* _GIVEN EXERCISE_: Exactly as they appear, output all of the records. Skip any images.

==========

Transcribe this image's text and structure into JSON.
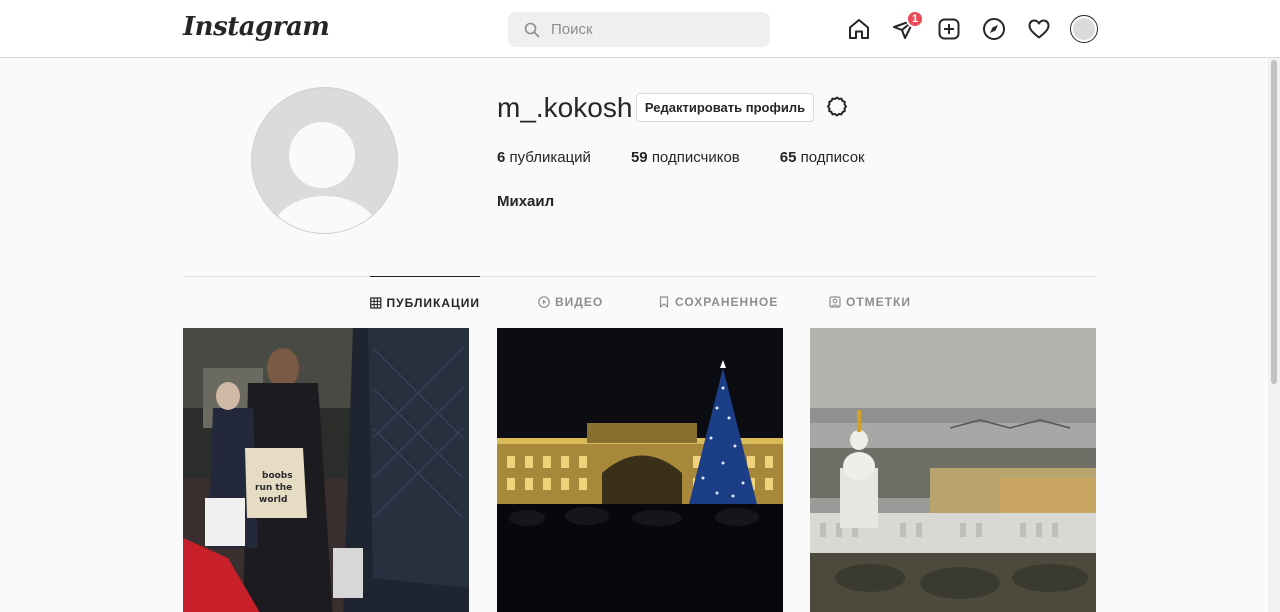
{
  "app": {
    "logo": "Instagram"
  },
  "search": {
    "placeholder": "Поиск"
  },
  "nav": {
    "direct_badge": "1",
    "icons": [
      "home-icon",
      "direct-icon",
      "new-post-icon",
      "explore-icon",
      "activity-icon",
      "avatar"
    ]
  },
  "profile": {
    "username": "m_.kokosh",
    "edit_button": "Редактировать профиль",
    "stats": [
      {
        "count": "6",
        "label": "публикаций"
      },
      {
        "count": "59",
        "label": "подписчиков"
      },
      {
        "count": "65",
        "label": "подписок"
      }
    ],
    "full_name": "Михаил"
  },
  "tabs": [
    {
      "label": "ПУБЛИКАЦИИ",
      "icon": "grid-icon",
      "active": true
    },
    {
      "label": "ВИДЕО",
      "icon": "play-icon",
      "active": false
    },
    {
      "label": "СОХРАНЕННОЕ",
      "icon": "bookmark-icon",
      "active": false
    },
    {
      "label": "ОТМЕТКИ",
      "icon": "tagged-icon",
      "active": false
    }
  ],
  "posts": [
    {
      "subject": "people in subway car",
      "bag_text": "boobs run the world"
    },
    {
      "subject": "palace square with christmas tree at night"
    },
    {
      "subject": "cathedral and river panorama"
    }
  ]
}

==========

* _OUTPUT OF THE EXERCISE_:
Transcribe this image's text and structure into JSON.
{
  "app": {
    "logo": "Instagram"
  },
  "search": {
    "placeholder": "Поиск"
  },
  "nav": {
    "direct_badge": "1",
    "icons": [
      "home-icon",
      "direct-icon",
      "new-post-icon",
      "explore-icon",
      "activity-icon",
      "avatar"
    ]
  },
  "profile": {
    "username": "m_.kokosh",
    "edit_button": "Редактировать профиль",
    "stats": [
      {
        "count": "6",
        "label": "публикаций"
      },
      {
        "count": "59",
        "label": "подписчиков"
      },
      {
        "count": "65",
        "label": "подписок"
      }
    ],
    "full_name": "Михаил"
  },
  "tabs": [
    {
      "label": "ПУБЛИКАЦИИ",
      "icon": "grid-icon",
      "active": true
    },
    {
      "label": "ВИДЕО",
      "icon": "play-icon",
      "active": false
    },
    {
      "label": "СОХРАНЕННОЕ",
      "icon": "bookmark-icon",
      "active": false
    },
    {
      "label": "ОТМЕТКИ",
      "icon": "tagged-icon",
      "active": false
    }
  ],
  "posts": [
    {
      "subject": "people in subway car",
      "bag_text": "boobs run the world"
    },
    {
      "subject": "palace square with christmas tree at night"
    },
    {
      "subject": "cathedral and river panorama"
    }
  ]
}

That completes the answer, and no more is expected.